Work instructions: From the line containing "What text is on this page?" through the last line of the data, return those lines exactly as written and nothing more.
==== Raw records ====
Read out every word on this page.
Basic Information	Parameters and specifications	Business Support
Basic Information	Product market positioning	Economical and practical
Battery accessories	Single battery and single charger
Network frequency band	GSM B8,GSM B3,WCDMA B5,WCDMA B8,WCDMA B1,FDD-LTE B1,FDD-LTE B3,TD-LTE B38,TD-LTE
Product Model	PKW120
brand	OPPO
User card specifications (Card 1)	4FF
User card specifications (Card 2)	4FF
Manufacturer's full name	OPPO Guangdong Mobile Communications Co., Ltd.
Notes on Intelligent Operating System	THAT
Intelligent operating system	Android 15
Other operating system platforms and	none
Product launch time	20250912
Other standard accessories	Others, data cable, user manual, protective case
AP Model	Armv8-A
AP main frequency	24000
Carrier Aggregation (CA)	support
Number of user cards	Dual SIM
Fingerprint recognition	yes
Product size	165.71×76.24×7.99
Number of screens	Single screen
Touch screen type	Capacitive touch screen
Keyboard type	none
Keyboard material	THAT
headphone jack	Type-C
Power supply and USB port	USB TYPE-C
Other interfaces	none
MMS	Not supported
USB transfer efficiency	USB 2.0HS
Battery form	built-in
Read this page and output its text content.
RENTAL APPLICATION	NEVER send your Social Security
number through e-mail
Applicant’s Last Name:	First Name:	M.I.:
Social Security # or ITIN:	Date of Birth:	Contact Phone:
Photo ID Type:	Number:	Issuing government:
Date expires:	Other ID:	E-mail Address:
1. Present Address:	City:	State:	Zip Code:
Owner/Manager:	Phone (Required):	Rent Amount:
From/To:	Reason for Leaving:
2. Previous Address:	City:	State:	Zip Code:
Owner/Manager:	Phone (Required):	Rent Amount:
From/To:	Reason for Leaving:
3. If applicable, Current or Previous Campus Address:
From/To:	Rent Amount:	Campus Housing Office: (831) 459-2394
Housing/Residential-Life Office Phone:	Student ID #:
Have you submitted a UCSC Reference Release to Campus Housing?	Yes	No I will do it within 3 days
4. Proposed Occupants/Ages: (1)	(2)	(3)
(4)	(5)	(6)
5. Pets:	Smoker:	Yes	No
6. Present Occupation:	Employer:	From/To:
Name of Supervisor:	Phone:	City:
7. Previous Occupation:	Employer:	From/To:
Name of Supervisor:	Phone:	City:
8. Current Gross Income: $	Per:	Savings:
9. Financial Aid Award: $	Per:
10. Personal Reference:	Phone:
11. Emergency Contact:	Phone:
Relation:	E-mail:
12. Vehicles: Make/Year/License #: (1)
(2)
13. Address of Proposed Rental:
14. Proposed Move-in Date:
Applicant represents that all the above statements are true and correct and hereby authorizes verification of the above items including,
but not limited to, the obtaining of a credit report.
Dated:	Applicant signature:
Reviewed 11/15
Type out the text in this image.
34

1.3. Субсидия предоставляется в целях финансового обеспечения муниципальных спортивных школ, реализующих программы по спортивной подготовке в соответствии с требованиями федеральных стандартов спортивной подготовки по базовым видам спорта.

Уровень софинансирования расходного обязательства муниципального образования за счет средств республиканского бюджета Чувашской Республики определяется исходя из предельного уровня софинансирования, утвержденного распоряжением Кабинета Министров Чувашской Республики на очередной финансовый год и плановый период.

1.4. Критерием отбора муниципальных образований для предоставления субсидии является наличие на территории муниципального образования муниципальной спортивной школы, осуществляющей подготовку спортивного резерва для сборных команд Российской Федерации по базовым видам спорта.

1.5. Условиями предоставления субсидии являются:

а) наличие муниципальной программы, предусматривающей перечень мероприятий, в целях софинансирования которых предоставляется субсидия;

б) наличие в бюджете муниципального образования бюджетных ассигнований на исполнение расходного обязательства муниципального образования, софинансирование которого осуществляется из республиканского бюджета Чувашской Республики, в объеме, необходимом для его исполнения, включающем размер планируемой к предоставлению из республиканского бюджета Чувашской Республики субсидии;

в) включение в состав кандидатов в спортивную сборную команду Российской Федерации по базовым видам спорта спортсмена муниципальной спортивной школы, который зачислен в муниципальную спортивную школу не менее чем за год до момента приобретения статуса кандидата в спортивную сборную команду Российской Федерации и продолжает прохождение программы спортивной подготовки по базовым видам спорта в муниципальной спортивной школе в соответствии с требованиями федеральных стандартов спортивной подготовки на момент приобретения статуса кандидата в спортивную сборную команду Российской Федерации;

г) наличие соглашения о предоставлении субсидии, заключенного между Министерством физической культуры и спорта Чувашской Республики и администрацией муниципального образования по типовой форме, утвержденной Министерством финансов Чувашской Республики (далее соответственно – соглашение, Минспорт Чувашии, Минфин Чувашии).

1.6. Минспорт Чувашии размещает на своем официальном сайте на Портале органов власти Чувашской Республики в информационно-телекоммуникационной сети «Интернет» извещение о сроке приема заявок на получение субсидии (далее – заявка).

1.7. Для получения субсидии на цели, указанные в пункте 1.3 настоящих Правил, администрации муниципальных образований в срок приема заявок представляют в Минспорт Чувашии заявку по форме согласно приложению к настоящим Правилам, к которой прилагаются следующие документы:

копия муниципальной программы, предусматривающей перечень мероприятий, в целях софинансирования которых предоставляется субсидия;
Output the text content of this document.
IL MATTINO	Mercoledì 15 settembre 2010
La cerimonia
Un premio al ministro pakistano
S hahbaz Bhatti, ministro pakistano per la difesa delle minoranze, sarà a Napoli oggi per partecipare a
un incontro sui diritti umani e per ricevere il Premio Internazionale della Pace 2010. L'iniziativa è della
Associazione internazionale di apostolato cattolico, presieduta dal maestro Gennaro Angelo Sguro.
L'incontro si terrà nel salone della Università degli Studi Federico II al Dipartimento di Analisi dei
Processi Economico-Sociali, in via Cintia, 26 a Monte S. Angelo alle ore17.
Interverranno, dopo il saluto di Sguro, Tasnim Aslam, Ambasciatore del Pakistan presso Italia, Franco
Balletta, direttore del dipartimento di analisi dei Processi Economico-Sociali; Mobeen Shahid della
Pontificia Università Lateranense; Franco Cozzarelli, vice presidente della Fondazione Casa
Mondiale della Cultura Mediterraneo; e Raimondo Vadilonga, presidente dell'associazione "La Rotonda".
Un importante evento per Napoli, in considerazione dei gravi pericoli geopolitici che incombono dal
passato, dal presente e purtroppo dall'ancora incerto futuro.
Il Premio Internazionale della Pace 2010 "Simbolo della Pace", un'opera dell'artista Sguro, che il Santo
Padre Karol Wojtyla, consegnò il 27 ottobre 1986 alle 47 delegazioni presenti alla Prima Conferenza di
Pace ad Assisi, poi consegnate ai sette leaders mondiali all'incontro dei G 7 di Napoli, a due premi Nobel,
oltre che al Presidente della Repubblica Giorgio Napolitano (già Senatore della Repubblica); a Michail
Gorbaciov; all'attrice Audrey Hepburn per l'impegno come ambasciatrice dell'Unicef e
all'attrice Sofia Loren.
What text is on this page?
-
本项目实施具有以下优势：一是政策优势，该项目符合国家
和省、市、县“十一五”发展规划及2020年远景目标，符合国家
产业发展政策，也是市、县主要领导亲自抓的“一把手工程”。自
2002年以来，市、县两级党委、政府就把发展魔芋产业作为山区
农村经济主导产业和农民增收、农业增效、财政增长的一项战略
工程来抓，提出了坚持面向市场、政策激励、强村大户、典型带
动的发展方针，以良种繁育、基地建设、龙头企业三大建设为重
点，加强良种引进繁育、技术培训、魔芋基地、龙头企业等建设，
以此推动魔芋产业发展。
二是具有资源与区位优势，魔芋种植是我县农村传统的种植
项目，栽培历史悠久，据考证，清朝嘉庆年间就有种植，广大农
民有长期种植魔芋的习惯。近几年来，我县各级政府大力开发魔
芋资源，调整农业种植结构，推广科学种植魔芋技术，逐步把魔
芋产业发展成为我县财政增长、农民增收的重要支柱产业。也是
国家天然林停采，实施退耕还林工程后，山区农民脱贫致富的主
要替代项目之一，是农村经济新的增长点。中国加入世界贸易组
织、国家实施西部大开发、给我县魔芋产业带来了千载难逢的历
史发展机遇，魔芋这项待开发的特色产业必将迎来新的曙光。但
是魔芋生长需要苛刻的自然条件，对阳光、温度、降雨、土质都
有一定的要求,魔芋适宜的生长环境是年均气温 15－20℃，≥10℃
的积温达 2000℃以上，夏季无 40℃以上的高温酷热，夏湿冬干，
====
The reply:
What text is on this page?
-
本项目实施具有以下优势：一是政策优势，该项目符合国家
和省、市、县“十一五”发展规划及2020年远景目标，符合国家
产业发展政策，也是市、县主要领导亲自抓的“一把手工程”。自
2002年以来，市、县两级党委、政府就把发展魔芋产业作为山区
农村经济主导产业和农民增收、农业增效、财政增长的一项战略
工程来抓，提出了坚持面向市场、政策激励、强村大户、典型带
动的发展方针，以良种繁育、基地建设、龙头企业三大建设为重
点，加强良种引进繁育、技术培训、魔芋基地、龙头企业等建设，
以此推动魔芋产业发展。
二是具有资源与区位优势，魔芋种植是我县农村传统的种植
项目，栽培历史悠久，据考证，清朝嘉庆年间就有种植，广大农
民有长期种植魔芋的习惯。近几年来，我县各级政府大力开发魔
芋资源，调整农业种植结构，推广科学种植魔芋技术，逐步把魔
芋产业发展成为我县财政增长、农民增收的重要支柱产业。也是
国家天然林停采，实施退耕还林工程后，山区农民脱贫致富的主
要替代项目之一，是农村经济新的增长点。中国加入世界贸易组
织、国家实施西部大开发、给我县魔芋产业带来了千载难逢的历
史发展机遇，魔芋这项待开发的特色产业必将迎来新的曙光。但
是魔芋生长需要苛刻的自然条件，对阳光、温度、降雨、土质都
有一定的要求,魔芋适宜的生长环境是年均气温 15－20℃，≥10℃
的积温达 2000℃以上，夏季无 40℃以上的高温酷热，夏湿冬干，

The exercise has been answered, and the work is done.